[Raw records]
[BEGIN]

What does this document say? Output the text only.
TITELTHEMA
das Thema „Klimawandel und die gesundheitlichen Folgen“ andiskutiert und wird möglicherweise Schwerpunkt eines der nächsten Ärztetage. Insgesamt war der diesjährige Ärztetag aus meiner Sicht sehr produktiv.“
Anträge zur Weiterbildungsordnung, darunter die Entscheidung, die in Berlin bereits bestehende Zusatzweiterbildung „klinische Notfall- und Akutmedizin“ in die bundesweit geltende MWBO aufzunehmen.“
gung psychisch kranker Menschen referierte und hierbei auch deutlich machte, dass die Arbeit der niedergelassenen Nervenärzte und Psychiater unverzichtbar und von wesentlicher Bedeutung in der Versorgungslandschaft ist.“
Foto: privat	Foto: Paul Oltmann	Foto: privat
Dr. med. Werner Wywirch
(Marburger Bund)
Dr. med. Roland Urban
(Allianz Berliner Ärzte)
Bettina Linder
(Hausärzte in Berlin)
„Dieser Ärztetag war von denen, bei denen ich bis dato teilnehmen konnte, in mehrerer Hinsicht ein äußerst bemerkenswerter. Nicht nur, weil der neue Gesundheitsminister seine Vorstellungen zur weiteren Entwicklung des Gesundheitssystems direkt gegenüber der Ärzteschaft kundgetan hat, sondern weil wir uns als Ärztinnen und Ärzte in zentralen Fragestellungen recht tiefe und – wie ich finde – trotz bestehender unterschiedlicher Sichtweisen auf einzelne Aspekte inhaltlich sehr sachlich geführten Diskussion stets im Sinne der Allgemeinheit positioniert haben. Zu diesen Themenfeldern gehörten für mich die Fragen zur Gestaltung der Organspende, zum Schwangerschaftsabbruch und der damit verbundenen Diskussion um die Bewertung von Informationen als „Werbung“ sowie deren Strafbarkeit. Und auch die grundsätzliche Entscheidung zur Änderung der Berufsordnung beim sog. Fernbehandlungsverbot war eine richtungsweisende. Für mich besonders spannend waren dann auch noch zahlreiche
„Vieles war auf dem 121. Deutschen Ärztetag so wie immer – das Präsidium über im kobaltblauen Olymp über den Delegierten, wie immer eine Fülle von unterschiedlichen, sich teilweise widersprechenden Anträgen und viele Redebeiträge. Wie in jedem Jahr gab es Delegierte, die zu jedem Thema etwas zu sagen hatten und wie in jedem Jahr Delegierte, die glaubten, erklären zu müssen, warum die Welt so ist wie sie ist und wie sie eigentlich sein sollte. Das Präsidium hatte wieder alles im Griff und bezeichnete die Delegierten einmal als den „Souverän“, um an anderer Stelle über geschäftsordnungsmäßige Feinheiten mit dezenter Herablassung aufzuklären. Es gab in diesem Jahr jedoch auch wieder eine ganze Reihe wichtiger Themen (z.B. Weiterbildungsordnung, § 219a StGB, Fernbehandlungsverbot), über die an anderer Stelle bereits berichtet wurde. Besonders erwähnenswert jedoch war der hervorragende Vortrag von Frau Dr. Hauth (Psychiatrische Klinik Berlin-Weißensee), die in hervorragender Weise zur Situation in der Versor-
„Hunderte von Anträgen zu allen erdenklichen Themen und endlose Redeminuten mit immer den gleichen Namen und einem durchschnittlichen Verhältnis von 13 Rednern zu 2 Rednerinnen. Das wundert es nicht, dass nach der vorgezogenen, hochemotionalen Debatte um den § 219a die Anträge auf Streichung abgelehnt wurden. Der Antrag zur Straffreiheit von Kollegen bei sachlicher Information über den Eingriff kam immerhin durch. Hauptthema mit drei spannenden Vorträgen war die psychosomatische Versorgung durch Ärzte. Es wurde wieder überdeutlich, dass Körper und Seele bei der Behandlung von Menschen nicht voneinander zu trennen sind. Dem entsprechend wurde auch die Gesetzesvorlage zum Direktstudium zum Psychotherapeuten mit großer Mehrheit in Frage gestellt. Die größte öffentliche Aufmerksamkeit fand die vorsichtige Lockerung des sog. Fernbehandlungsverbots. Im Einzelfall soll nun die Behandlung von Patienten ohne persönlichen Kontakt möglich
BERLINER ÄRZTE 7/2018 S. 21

[END]

[Aim] Reproduce the material above without altering a single character.

[Expected answer]
What does this document say? Output the text only.
TITELTHEMA
das Thema „Klimawandel und die gesundheitlichen Folgen“ andiskutiert und wird möglicherweise Schwerpunkt eines der nächsten Ärztetage. Insgesamt war der diesjährige Ärztetag aus meiner Sicht sehr produktiv.“
Anträge zur Weiterbildungsordnung, darunter die Entscheidung, die in Berlin bereits bestehende Zusatzweiterbildung „klinische Notfall- und Akutmedizin“ in die bundesweit geltende MWBO aufzunehmen.“
gung psychisch kranker Menschen referierte und hierbei auch deutlich machte, dass die Arbeit der niedergelassenen Nervenärzte und Psychiater unverzichtbar und von wesentlicher Bedeutung in der Versorgungslandschaft ist.“
Foto: privat	Foto: Paul Oltmann	Foto: privat
Dr. med. Werner Wywirch
(Marburger Bund)
Dr. med. Roland Urban
(Allianz Berliner Ärzte)
Bettina Linder
(Hausärzte in Berlin)
„Dieser Ärztetag war von denen, bei denen ich bis dato teilnehmen konnte, in mehrerer Hinsicht ein äußerst bemerkenswerter. Nicht nur, weil der neue Gesundheitsminister seine Vorstellungen zur weiteren Entwicklung des Gesundheitssystems direkt gegenüber der Ärzteschaft kundgetan hat, sondern weil wir uns als Ärztinnen und Ärzte in zentralen Fragestellungen recht tiefe und – wie ich finde – trotz bestehender unterschiedlicher Sichtweisen auf einzelne Aspekte inhaltlich sehr sachlich geführten Diskussion stets im Sinne der Allgemeinheit positioniert haben. Zu diesen Themenfeldern gehörten für mich die Fragen zur Gestaltung der Organspende, zum Schwangerschaftsabbruch und der damit verbundenen Diskussion um die Bewertung von Informationen als „Werbung“ sowie deren Strafbarkeit. Und auch die grundsätzliche Entscheidung zur Änderung der Berufsordnung beim sog. Fernbehandlungsverbot war eine richtungsweisende. Für mich besonders spannend waren dann auch noch zahlreiche
„Vieles war auf dem 121. Deutschen Ärztetag so wie immer – das Präsidium über im kobaltblauen Olymp über den Delegierten, wie immer eine Fülle von unterschiedlichen, sich teilweise widersprechenden Anträgen und viele Redebeiträge. Wie in jedem Jahr gab es Delegierte, die zu jedem Thema etwas zu sagen hatten und wie in jedem Jahr Delegierte, die glaubten, erklären zu müssen, warum die Welt so ist wie sie ist und wie sie eigentlich sein sollte. Das Präsidium hatte wieder alles im Griff und bezeichnete die Delegierten einmal als den „Souverän“, um an anderer Stelle über geschäftsordnungsmäßige Feinheiten mit dezenter Herablassung aufzuklären. Es gab in diesem Jahr jedoch auch wieder eine ganze Reihe wichtiger Themen (z.B. Weiterbildungsordnung, § 219a StGB, Fernbehandlungsverbot), über die an anderer Stelle bereits berichtet wurde. Besonders erwähnenswert jedoch war der hervorragende Vortrag von Frau Dr. Hauth (Psychiatrische Klinik Berlin-Weißensee), die in hervorragender Weise zur Situation in der Versor-
„Hunderte von Anträgen zu allen erdenklichen Themen und endlose Redeminuten mit immer den gleichen Namen und einem durchschnittlichen Verhältnis von 13 Rednern zu 2 Rednerinnen. Das wundert es nicht, dass nach der vorgezogenen, hochemotionalen Debatte um den § 219a die Anträge auf Streichung abgelehnt wurden. Der Antrag zur Straffreiheit von Kollegen bei sachlicher Information über den Eingriff kam immerhin durch. Hauptthema mit drei spannenden Vorträgen war die psychosomatische Versorgung durch Ärzte. Es wurde wieder überdeutlich, dass Körper und Seele bei der Behandlung von Menschen nicht voneinander zu trennen sind. Dem entsprechend wurde auch die Gesetzesvorlage zum Direktstudium zum Psychotherapeuten mit großer Mehrheit in Frage gestellt. Die größte öffentliche Aufmerksamkeit fand die vorsichtige Lockerung des sog. Fernbehandlungsverbots. Im Einzelfall soll nun die Behandlung von Patienten ohne persönlichen Kontakt möglich
BERLINER ÄRZTE 7/2018 S. 21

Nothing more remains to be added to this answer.